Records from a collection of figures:
● ● ● ● ● ● ●
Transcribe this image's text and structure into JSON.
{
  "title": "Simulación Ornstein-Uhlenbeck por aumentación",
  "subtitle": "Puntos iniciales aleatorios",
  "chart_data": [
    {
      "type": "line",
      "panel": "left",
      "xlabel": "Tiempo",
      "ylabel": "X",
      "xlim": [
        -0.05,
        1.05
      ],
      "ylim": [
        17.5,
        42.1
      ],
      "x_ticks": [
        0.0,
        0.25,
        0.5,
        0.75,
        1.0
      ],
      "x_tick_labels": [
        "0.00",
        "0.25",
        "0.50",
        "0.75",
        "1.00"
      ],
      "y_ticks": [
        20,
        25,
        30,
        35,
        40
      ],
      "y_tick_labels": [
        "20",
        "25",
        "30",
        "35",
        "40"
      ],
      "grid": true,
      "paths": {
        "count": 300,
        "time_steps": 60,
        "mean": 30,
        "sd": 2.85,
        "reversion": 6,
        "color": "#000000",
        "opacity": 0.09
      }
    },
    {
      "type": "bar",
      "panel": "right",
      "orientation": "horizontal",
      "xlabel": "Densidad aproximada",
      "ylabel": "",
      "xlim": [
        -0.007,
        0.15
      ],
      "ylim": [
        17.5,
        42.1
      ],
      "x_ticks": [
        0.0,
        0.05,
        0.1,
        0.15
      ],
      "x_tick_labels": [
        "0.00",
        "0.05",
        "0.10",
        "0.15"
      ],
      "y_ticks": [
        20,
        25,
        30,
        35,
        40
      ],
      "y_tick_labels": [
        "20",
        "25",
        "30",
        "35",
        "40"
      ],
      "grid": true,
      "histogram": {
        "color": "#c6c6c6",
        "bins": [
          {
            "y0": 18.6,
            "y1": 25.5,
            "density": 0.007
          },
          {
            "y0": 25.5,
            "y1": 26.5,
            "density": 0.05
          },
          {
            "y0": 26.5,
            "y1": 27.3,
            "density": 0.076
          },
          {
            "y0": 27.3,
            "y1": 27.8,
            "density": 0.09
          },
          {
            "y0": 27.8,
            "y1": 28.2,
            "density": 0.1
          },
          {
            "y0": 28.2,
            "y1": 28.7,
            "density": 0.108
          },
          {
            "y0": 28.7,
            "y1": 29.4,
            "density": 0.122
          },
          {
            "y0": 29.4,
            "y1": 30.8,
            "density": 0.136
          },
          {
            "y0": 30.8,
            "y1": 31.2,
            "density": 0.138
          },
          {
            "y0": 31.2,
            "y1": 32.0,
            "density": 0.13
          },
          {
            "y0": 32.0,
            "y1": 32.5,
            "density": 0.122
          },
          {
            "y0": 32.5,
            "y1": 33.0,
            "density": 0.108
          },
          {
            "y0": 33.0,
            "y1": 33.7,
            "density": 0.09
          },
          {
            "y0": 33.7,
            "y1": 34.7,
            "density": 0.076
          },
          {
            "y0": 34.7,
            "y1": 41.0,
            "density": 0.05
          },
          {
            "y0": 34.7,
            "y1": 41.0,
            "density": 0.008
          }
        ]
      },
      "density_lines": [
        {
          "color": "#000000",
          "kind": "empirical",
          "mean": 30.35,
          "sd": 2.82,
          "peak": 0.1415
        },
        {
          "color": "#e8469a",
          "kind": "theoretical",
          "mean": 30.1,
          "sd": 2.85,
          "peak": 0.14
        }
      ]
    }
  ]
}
● ● ● ● ● ● ●
_Aim_
Repeat the entries exactly, all of them.

_Correct result_
Transcribe this image's text and structure into JSON.
{
  "title": "Simulación Ornstein-Uhlenbeck por aumentación",
  "subtitle": "Puntos iniciales aleatorios",
  "chart_data": [
    {
      "type": "line",
      "panel": "left",
      "xlabel": "Tiempo",
      "ylabel": "X",
      "xlim": [
        -0.05,
        1.05
      ],
      "ylim": [
        17.5,
        42.1
      ],
      "x_ticks": [
        0.0,
        0.25,
        0.5,
        0.75,
        1.0
      ],
      "x_tick_labels": [
        "0.00",
        "0.25",
        "0.50",
        "0.75",
        "1.00"
      ],
      "y_ticks": [
        20,
        25,
        30,
        35,
        40
      ],
      "y_tick_labels": [
        "20",
        "25",
        "30",
        "35",
        "40"
      ],
      "grid": true,
      "paths": {
        "count": 300,
        "time_steps": 60,
        "mean": 30,
        "sd": 2.85,
        "reversion": 6,
        "color": "#000000",
        "opacity": 0.09
      }
    },
    {
      "type": "bar",
      "panel": "right",
      "orientation": "horizontal",
      "xlabel": "Densidad aproximada",
      "ylabel": "",
      "xlim": [
        -0.007,
        0.15
      ],
      "ylim": [
        17.5,
        42.1
      ],
      "x_ticks": [
        0.0,
        0.05,
        0.1,
        0.15
      ],
      "x_tick_labels": [
        "0.00",
        "0.05",
        "0.10",
        "0.15"
      ],
      "y_ticks": [
        20,
        25,
        30,
        35,
        40
      ],
      "y_tick_labels": [
        "20",
        "25",
        "30",
        "35",
        "40"
      ],
      "grid": true,
      "histogram": {
        "color": "#c6c6c6",
        "bins": [
          {
            "y0": 18.6,
            "y1": 25.5,
            "density": 0.007
          },
          {
            "y0": 25.5,
            "y1": 26.5,
            "density": 0.05
          },
          {
            "y0": 26.5,
            "y1": 27.3,
            "density": 0.076
          },
          {
            "y0": 27.3,
            "y1": 27.8,
            "density": 0.09
          },
          {
            "y0": 27.8,
            "y1": 28.2,
            "density": 0.1
          },
          {
            "y0": 28.2,
            "y1": 28.7,
            "density": 0.108
          },
          {
            "y0": 28.7,
            "y1": 29.4,
            "density": 0.122
          },
          {
            "y0": 29.4,
            "y1": 30.8,
            "density": 0.136
          },
          {
            "y0": 30.8,
            "y1": 31.2,
            "density": 0.138
          },
          {
            "y0": 31.2,
            "y1": 32.0,
            "density": 0.13
          },
          {
            "y0": 32.0,
            "y1": 32.5,
            "density": 0.122
          },
          {
            "y0": 32.5,
            "y1": 33.0,
            "density": 0.108
          },
          {
            "y0": 33.0,
            "y1": 33.7,
            "density": 0.09
          },
          {
            "y0": 33.7,
            "y1": 34.7,
            "density": 0.076
          },
          {
            "y0": 34.7,
            "y1": 41.0,
            "density": 0.05
          },
          {
            "y0": 34.7,
            "y1": 41.0,
            "density": 0.008
          }
        ]
      },
      "density_lines": [
        {
          "color": "#000000",
          "kind": "empirical",
          "mean": 30.35,
          "sd": 2.82,
          "peak": 0.1415
        },
        {
          "color": "#e8469a",
          "kind": "theoretical",
          "mean": 30.1,
          "sd": 2.85,
          "peak": 0.14
        }
      ]
    }
  ]
}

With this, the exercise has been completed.